Written request: Below are the records. Gather each line that holds "забезпечення".

(Data excerpts)

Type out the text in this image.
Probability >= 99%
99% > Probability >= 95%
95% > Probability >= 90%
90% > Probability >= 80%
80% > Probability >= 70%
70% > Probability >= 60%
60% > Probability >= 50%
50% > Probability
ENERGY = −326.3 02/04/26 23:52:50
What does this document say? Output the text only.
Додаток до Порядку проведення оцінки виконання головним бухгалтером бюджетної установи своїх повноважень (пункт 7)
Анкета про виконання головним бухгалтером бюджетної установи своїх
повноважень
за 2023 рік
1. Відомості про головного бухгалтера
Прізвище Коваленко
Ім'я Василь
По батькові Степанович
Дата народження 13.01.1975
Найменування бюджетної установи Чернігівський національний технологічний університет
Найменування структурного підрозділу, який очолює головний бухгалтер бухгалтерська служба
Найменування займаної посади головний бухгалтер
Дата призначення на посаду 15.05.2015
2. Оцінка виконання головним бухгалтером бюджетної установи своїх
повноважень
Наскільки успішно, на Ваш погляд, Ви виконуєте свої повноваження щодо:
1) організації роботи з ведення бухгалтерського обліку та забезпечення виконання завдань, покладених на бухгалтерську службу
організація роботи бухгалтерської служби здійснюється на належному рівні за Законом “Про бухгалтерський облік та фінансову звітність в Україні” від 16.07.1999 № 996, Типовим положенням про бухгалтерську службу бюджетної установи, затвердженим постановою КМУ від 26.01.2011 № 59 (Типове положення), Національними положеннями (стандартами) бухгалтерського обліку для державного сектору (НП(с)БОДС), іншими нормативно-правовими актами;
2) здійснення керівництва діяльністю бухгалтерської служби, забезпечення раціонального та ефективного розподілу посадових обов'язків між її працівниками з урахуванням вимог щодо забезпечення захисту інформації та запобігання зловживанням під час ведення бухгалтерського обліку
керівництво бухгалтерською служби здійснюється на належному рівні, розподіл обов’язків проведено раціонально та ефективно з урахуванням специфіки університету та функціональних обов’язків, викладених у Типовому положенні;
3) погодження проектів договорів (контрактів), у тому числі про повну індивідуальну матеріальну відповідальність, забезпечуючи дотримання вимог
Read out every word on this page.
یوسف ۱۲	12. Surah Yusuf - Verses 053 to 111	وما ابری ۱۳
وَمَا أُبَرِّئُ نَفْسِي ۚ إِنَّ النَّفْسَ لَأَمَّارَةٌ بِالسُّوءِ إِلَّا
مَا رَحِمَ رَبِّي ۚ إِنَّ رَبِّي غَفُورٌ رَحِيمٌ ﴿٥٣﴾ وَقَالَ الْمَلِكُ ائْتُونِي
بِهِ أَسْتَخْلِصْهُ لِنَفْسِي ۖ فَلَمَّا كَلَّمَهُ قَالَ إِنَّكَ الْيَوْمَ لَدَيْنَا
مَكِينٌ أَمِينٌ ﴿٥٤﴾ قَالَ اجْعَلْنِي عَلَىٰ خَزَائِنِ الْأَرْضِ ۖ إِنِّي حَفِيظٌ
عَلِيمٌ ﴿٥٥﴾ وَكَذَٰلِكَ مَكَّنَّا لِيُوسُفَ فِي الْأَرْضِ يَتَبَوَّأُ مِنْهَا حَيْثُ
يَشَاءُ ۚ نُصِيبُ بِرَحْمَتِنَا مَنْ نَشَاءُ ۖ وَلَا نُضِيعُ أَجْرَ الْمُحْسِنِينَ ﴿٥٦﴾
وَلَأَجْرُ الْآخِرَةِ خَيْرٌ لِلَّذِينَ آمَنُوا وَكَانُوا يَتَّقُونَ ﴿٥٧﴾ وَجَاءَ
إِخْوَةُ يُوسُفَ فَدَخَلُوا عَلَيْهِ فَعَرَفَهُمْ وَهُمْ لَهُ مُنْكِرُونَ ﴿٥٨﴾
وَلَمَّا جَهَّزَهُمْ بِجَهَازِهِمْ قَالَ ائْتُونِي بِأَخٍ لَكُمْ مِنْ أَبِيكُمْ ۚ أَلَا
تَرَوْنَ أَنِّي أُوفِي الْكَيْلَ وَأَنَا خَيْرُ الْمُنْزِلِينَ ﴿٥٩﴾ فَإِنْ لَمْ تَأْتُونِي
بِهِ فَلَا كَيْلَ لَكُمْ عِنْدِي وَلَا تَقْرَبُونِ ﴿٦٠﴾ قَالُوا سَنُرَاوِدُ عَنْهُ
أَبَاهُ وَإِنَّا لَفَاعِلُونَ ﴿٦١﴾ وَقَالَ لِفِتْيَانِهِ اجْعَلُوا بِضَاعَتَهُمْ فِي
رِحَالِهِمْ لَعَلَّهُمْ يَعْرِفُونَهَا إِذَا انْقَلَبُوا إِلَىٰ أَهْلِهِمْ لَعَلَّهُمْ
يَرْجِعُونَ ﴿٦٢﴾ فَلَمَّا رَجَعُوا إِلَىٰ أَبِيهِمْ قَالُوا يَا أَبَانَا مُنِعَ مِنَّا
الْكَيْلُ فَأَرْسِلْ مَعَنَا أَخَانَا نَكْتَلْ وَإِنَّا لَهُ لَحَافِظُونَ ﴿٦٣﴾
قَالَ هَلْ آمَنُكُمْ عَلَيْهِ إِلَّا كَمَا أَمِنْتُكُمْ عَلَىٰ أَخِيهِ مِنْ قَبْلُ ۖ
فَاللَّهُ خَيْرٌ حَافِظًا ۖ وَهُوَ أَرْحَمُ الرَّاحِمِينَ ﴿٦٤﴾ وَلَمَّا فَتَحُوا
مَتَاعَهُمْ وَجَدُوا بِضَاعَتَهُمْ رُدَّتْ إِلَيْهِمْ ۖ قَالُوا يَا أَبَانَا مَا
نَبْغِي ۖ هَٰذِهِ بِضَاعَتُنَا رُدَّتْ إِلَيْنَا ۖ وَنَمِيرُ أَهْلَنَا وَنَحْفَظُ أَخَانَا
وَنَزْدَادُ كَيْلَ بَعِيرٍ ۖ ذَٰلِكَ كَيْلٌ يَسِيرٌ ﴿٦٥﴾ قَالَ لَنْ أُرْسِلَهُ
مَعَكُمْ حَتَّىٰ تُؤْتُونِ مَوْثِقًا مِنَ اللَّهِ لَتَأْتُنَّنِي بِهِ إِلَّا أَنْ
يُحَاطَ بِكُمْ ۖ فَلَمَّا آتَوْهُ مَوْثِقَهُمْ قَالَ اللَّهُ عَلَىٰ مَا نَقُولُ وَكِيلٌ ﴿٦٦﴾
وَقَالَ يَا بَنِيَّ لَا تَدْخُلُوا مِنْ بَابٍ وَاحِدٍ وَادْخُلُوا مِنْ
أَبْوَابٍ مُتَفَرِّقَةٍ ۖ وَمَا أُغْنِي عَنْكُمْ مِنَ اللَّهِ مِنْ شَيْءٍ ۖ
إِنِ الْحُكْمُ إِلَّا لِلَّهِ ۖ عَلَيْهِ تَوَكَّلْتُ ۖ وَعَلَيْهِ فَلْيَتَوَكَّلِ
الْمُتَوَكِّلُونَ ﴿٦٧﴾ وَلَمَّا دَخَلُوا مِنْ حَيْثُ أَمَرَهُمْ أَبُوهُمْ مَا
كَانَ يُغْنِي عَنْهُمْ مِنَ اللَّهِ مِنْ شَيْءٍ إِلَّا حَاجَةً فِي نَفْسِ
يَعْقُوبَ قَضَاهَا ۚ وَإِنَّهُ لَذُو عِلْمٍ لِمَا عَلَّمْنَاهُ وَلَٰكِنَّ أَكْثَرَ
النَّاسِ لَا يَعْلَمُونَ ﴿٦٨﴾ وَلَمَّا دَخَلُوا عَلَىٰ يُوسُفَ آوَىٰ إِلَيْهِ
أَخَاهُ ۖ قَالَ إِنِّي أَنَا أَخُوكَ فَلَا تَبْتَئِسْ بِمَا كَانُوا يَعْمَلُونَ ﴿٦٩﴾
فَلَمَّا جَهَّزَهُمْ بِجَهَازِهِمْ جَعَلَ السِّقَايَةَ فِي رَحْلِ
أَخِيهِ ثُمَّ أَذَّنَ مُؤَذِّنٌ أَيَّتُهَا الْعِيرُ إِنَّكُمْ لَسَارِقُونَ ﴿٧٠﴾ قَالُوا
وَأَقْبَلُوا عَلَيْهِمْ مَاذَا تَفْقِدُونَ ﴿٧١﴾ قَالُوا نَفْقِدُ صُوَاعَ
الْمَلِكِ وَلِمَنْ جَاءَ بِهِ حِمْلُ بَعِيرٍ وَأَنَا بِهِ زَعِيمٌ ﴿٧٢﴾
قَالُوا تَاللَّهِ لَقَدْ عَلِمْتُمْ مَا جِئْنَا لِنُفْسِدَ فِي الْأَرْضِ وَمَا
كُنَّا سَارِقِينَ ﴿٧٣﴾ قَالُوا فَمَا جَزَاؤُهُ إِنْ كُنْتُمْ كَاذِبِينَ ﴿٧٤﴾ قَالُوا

Task output:
1) організації роботи з ведення бухгалтерського обліку та забезпечення виконання завдань, покладених на бухгалтерську службу
2) здійснення керівництва діяльністю бухгалтерської служби, забезпечення раціонального та ефективного розподілу посадових обов'язків між її працівниками з урахуванням вимог щодо забезпечення захисту інформації та запобігання зловживанням під час ведення бухгалтерського обліку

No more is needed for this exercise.